(Study questions)
(A) For the mailing-list excerpt on openib segfaults with Torque, decide whether each statement agrees with it. Give yes or no for each and quote the deciding words of the excerpt. (i) The command that was run used one process. (ii) The process that failed received a segmentation fault signal. (iii) The reply suggests running with four processes.
(B) Translate this sentence from the mailing-list excerpt on openib segfaults with Torque into Spanish: "Here's the command I'm invoking and the terminal output."
(C) Reproduce the mailing-list excerpt on openib segfaults with Torque verbatim, starting at "[binf316:fischega] $ mpirun" and ending at "Signal: Aborted (6)".

(Excerpt provided)

From: users [mailto:users-boun...@open-mpi.org] On Behalf Of Ralph Castain
Sent: Thursday, June 05, 2014 7:57 PM
To: Open MPI Users
Subject: Re: [OMPI users] openib segfaults with Torque

Hmmm...I'm not sure how that is going to run with only one proc (I don't know 
if the program is protected against that scenario). If you run with -np 2 -mca 
btl openib,sm,self, is it happy?


On Jun 5, 2014, at 2:16 PM, Fischer, Greg A. 
<fisch...@westinghouse.com<mailto:fisch...@westinghouse.com>> wrote:


Here's the command I'm invoking and the terminal output.  (Some of this 
information doesn't appear to be captured in the backtrace.)

[binf316:fischega] $ mpirun -np 1 -mca btl openib,self ring_c
ring_c: 
../../../../../openmpi-1.8.1/ompi/mca/btl/openib/connect/btl_openib_connect_udcm.c:734:
 udcm_module_finalize: Assertion `((0xdeafbeedULL << 32) + 0xdeafbeedULL) == 
((opal_object_t *) (&m->cm_recv_msg_queue))->obj_magic_id' failed.
[binf316:04549] *** Process received signal ***
[binf316:04549] Signal: Aborted (6)
[binf316:04549] Signal code:  (-6)

(Dataset extract)
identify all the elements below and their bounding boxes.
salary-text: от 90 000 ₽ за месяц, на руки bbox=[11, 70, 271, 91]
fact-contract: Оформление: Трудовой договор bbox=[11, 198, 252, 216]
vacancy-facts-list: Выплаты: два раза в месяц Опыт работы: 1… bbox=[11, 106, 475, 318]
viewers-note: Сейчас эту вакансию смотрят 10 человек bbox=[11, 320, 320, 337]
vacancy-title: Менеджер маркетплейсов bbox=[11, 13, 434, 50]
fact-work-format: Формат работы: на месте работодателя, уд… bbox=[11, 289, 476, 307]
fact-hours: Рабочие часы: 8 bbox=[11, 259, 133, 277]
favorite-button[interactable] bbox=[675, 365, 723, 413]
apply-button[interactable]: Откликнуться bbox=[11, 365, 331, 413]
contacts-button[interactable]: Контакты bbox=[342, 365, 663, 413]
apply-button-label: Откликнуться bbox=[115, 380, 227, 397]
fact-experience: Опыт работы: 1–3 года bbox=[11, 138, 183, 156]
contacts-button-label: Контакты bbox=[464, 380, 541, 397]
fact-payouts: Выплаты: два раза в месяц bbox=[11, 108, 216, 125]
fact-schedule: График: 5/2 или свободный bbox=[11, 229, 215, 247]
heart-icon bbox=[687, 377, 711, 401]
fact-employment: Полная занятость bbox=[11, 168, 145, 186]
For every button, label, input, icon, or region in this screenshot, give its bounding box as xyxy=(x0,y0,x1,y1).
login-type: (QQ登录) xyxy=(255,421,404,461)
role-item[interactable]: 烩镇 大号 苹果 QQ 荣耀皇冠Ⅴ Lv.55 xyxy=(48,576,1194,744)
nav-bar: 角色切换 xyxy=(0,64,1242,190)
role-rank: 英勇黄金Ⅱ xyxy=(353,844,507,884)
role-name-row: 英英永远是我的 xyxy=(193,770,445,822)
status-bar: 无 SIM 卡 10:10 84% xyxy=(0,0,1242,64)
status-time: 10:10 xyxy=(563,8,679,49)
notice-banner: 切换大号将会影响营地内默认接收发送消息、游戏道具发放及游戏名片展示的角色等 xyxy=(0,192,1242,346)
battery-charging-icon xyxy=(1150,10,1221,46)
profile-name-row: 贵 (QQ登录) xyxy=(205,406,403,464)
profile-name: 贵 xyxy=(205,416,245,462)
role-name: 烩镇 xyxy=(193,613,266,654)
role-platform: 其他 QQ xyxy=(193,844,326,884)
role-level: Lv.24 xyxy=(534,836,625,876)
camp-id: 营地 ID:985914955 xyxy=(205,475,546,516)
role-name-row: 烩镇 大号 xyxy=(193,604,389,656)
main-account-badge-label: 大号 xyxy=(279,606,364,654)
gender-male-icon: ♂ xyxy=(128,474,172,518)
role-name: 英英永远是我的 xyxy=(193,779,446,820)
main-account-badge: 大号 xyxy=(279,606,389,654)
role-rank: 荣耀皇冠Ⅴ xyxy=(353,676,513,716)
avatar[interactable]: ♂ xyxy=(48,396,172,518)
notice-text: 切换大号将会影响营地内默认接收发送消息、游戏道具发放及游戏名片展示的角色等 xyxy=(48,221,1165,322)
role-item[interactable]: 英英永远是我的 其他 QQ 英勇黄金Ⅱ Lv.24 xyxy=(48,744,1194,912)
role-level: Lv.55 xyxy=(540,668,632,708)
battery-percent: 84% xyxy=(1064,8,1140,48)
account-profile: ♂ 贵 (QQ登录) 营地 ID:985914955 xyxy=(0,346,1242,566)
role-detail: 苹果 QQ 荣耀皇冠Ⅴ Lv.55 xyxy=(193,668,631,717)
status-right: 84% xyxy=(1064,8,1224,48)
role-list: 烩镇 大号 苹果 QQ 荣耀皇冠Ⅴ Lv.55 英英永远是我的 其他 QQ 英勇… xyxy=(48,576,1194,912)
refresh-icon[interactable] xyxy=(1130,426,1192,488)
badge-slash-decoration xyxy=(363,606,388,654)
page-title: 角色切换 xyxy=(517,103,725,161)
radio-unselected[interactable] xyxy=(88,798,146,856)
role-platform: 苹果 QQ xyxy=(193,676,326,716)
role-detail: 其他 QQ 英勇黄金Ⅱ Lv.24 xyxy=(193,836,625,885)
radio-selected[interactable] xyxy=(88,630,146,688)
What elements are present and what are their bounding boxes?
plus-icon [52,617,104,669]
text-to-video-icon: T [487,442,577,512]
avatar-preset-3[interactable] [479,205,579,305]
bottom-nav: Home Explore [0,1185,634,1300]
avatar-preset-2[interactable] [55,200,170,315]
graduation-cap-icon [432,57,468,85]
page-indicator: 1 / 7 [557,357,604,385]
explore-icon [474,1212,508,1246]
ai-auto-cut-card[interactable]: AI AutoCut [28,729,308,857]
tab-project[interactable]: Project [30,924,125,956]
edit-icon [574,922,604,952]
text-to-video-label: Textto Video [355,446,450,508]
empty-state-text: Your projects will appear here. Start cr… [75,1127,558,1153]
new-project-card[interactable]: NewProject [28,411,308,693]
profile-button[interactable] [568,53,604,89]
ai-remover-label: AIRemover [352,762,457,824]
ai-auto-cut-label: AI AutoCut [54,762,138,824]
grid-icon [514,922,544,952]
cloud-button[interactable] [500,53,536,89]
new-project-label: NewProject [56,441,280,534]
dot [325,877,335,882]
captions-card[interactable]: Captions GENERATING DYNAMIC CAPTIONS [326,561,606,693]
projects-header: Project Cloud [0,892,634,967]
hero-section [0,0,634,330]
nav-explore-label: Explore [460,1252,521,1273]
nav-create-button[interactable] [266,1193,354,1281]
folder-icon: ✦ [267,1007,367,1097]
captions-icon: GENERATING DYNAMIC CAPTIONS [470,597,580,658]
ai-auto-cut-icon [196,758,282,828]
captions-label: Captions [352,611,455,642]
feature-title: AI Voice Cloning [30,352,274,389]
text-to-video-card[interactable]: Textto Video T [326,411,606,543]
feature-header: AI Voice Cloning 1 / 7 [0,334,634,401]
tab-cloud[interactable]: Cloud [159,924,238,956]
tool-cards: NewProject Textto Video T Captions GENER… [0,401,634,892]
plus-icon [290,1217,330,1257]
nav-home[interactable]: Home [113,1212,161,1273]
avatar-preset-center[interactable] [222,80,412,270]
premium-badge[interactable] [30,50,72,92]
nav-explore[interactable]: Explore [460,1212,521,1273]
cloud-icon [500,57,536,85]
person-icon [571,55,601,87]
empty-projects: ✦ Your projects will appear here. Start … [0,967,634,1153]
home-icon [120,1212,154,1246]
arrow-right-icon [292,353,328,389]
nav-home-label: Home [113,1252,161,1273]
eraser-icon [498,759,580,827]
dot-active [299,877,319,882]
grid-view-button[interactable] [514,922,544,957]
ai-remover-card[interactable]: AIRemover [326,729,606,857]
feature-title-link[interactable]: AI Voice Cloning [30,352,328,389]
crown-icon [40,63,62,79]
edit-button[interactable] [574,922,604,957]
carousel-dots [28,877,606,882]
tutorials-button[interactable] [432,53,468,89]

(Task-by-task results)
(A)
(i) Yes: "mpirun -np 1 -mca btl openib,self ring_c"
(ii) No: "Signal: Aborted (6)"
(iii) No: "If you run with -np 2 -mca btl openib,sm,self, is it happy?"

(B) Aquí están el comando que estoy invocando y la salida de la terminal.

(C)
[binf316:fischega] $ mpirun -np 1 -mca btl openib,self ring_c
ring_c: 
../../../../../openmpi-1.8.1/ompi/mca/btl/openib/connect/btl_openib_connect_udcm.c:734:
 udcm_module_finalize: Assertion `((0xdeafbeedULL << 32) + 0xdeafbeedULL) == 
((opal_object_t *) (&m->cm_recv_msg_queue))->obj_magic_id' failed.
[binf316:04549] *** Process received signal ***
[binf316:04549] Signal: Aborted (6)